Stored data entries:
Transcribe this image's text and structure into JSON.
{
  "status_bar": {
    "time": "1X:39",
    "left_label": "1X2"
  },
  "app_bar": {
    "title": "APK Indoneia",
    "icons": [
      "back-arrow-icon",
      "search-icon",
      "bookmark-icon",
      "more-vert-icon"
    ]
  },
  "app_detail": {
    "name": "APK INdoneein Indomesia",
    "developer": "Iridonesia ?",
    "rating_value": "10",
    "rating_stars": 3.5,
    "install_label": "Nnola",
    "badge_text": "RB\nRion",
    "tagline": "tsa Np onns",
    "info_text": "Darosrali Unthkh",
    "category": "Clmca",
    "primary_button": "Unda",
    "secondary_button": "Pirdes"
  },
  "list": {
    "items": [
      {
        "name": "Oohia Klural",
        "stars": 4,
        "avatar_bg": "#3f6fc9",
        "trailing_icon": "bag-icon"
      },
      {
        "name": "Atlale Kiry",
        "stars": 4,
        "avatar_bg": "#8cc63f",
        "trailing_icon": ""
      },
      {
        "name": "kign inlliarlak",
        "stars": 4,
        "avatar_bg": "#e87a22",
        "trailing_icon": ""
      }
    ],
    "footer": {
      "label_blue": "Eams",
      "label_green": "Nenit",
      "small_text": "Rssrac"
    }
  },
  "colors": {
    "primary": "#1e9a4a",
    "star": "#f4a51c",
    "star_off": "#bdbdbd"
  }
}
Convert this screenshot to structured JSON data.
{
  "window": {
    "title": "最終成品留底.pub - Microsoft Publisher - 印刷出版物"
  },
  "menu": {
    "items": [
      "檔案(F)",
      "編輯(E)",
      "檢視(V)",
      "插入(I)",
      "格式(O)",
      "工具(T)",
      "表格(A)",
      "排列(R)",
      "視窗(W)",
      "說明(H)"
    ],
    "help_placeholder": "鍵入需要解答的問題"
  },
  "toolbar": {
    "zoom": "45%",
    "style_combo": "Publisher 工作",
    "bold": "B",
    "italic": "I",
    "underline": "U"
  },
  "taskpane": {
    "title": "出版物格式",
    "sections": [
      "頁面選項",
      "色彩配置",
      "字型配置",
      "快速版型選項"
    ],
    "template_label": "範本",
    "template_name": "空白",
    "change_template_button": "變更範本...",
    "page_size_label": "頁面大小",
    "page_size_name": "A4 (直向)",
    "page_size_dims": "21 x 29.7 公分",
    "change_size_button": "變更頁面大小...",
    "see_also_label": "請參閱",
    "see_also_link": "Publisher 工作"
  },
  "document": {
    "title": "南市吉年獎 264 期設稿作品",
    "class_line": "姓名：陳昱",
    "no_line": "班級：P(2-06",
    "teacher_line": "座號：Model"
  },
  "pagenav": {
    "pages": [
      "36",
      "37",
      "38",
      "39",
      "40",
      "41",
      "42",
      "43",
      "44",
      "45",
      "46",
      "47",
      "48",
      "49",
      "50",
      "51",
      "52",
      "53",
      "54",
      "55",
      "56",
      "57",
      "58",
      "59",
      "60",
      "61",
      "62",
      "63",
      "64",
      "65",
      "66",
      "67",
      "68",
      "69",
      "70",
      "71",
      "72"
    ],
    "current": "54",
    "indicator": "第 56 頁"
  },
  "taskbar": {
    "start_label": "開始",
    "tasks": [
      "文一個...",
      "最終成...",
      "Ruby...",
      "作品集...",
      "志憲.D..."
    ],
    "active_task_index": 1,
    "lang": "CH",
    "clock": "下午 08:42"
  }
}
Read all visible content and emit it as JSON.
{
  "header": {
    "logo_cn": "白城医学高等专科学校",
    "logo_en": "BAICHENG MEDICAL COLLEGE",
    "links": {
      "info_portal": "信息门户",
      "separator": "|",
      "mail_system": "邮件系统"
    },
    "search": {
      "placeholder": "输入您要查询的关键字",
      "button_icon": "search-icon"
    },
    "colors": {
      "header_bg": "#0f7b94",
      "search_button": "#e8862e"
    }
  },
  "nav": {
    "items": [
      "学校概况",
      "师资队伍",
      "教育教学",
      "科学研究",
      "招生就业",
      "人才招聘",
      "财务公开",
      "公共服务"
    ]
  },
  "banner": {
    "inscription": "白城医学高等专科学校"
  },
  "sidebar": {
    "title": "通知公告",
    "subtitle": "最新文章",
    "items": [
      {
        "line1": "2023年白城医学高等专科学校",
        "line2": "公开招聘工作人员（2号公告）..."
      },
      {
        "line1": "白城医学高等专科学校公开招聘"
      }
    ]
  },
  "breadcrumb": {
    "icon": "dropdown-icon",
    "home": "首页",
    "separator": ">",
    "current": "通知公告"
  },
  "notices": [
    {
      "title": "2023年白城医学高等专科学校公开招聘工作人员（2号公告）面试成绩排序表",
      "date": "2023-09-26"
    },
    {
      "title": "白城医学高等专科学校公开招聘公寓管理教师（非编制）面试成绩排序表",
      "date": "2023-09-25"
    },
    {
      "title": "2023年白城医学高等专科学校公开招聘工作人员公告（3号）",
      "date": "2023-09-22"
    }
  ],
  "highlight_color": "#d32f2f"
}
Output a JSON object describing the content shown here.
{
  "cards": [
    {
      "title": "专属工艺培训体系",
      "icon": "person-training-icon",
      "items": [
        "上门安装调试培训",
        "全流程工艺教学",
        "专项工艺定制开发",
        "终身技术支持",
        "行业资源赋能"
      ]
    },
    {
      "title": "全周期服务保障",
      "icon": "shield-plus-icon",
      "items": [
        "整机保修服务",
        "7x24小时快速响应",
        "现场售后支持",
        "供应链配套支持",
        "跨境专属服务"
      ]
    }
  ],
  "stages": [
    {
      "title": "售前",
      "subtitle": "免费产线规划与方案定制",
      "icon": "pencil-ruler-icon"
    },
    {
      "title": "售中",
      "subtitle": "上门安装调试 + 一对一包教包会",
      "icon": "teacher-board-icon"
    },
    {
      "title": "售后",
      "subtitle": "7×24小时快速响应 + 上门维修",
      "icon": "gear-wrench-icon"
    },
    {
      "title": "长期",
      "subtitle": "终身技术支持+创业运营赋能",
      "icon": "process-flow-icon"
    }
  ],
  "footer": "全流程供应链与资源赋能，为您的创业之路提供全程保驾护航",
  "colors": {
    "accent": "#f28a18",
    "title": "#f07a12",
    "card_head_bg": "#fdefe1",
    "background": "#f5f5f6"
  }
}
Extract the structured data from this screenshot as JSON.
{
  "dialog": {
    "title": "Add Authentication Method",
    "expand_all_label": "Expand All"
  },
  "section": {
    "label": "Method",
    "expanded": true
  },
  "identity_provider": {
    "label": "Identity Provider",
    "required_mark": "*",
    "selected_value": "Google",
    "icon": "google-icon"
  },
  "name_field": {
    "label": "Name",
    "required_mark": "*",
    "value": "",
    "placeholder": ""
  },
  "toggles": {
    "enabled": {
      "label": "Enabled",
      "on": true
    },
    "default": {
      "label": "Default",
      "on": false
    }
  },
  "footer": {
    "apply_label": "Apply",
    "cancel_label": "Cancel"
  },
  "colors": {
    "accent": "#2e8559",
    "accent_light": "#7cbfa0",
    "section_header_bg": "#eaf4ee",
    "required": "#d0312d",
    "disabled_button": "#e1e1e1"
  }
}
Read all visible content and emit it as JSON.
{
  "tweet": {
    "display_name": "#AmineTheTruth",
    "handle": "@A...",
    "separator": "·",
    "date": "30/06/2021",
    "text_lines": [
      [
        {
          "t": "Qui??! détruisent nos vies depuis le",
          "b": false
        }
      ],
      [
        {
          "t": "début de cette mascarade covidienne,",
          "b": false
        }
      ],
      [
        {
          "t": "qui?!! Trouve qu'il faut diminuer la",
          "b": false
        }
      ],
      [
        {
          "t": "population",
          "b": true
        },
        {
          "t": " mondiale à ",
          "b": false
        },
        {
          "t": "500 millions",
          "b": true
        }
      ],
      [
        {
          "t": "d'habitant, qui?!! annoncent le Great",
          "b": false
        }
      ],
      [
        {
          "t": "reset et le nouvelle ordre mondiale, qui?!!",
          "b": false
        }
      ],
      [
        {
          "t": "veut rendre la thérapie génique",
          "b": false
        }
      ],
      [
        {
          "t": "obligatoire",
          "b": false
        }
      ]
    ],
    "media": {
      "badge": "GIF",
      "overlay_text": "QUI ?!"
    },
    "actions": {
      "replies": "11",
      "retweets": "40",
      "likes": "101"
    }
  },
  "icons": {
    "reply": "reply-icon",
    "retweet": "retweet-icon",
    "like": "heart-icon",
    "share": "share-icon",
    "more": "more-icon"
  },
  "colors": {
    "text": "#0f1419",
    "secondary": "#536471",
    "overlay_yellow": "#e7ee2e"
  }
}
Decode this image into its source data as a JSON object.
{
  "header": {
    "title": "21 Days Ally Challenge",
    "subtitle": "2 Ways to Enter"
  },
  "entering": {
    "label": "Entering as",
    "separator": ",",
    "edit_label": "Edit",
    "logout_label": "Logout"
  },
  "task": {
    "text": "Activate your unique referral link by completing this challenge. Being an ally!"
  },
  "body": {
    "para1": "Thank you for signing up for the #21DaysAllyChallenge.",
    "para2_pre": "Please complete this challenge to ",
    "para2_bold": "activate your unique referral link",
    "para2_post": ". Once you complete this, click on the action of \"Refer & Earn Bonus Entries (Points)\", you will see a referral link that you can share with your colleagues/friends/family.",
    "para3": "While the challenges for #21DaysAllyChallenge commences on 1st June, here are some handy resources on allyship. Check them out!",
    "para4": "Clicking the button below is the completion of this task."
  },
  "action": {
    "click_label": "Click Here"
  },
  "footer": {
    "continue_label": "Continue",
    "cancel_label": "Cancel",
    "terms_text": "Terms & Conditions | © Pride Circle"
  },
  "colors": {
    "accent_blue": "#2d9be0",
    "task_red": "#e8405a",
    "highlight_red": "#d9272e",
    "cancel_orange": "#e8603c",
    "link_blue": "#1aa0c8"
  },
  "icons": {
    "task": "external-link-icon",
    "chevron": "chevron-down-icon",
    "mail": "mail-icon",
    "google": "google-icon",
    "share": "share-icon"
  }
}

STATED GOAL:
Look through the material above. Copy each line where the word "Method" appears.

EXPECTED OUTPUT:
    "title": "Add Authentication Method",
    "label": "Method",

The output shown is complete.